From the material below, list every line containing "this".

[Lines of data]
──────
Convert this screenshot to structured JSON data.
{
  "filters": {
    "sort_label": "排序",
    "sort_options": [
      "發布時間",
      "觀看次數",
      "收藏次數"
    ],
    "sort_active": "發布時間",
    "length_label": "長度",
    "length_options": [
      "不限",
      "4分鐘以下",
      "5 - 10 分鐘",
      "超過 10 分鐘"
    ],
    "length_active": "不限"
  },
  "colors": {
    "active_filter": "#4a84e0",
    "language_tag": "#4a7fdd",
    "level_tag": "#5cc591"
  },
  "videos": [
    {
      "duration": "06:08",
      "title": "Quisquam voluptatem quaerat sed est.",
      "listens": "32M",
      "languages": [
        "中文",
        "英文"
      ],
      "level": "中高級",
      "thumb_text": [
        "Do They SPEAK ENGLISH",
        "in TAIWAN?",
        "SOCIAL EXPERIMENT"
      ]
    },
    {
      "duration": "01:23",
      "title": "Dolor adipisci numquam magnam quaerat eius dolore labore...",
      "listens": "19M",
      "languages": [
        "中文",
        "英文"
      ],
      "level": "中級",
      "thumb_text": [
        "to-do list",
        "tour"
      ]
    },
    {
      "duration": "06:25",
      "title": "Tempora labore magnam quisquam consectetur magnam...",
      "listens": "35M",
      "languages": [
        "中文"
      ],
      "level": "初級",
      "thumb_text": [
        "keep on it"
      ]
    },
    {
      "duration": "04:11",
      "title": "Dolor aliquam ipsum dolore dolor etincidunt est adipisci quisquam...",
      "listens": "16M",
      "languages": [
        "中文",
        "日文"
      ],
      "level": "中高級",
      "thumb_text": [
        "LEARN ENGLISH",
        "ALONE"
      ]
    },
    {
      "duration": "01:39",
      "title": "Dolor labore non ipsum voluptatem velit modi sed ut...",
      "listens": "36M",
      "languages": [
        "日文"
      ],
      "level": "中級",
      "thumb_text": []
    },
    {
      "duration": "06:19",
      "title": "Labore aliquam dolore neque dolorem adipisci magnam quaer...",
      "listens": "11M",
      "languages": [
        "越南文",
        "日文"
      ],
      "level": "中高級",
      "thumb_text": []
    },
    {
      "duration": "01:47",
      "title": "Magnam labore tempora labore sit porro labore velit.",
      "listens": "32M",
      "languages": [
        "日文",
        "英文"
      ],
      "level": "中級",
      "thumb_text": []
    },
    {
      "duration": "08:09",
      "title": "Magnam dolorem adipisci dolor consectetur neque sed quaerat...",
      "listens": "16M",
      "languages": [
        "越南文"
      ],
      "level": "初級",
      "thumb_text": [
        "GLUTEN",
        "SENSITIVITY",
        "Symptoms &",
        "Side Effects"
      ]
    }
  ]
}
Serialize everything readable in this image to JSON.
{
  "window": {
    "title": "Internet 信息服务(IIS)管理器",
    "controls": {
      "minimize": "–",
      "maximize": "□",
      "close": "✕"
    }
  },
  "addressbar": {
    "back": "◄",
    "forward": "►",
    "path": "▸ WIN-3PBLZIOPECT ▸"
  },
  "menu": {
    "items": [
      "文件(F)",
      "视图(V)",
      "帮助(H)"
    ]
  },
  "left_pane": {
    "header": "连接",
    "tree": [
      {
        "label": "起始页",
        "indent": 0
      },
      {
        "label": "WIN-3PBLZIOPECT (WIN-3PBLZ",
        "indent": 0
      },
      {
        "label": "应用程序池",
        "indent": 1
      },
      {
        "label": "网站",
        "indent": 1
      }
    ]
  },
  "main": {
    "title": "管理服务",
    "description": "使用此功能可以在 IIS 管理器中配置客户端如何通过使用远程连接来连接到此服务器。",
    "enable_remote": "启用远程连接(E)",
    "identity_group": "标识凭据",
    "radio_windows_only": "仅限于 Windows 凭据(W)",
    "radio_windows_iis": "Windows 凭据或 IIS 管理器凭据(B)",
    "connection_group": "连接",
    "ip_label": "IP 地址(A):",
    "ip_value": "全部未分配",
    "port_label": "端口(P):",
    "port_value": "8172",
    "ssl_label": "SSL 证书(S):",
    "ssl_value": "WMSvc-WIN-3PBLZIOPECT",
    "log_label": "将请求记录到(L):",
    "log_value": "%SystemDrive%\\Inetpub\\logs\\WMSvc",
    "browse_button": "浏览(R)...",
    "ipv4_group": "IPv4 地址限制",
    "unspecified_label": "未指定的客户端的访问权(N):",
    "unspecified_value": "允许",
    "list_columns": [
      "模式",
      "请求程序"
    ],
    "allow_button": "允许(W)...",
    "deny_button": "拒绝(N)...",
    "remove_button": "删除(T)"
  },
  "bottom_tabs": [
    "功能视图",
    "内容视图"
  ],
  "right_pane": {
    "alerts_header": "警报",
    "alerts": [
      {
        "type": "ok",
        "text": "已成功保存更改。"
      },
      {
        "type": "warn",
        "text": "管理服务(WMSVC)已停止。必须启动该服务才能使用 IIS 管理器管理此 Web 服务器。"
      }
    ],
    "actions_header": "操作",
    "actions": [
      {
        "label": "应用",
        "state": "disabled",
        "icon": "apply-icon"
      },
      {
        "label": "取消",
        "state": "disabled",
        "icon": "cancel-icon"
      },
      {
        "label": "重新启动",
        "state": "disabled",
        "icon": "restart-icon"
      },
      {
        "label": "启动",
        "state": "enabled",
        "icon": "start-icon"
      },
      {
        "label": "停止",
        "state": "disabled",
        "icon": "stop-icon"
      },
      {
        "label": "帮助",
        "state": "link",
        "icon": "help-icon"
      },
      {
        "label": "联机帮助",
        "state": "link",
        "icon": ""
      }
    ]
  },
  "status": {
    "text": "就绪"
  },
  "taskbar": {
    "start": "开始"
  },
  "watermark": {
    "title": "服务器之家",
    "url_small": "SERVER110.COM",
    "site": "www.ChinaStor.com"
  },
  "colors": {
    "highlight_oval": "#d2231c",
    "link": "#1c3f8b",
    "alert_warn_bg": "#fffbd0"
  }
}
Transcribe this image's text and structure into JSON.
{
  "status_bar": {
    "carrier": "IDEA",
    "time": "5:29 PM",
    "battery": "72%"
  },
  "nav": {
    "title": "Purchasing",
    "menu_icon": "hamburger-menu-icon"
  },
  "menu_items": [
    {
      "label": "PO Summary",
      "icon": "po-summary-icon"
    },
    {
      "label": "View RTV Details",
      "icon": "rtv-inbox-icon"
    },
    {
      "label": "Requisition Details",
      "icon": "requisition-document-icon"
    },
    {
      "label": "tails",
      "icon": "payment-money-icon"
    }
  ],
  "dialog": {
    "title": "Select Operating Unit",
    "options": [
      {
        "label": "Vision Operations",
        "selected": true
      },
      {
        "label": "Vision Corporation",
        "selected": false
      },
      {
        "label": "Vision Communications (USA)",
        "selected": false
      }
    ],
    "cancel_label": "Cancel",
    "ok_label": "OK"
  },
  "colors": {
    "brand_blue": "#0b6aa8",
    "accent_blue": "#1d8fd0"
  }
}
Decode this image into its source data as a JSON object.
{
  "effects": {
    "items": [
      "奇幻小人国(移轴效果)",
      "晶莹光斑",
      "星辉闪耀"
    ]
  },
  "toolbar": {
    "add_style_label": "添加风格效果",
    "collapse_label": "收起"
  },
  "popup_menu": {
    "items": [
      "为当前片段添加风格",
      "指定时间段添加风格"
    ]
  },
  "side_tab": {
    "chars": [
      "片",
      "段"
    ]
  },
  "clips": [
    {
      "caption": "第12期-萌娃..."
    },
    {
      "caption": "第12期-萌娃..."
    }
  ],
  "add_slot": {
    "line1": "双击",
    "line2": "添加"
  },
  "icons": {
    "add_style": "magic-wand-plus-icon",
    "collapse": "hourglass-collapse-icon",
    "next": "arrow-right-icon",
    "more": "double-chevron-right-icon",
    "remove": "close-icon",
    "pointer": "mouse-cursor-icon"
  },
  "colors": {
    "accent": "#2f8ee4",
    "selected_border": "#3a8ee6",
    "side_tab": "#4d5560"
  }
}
──────
> **Response**
Convert this screenshot to structured JSON data.
Serialize everything readable in this image to JSON.
Transcribe this image's text and structure into JSON.
Decode this image into its source data as a JSON object.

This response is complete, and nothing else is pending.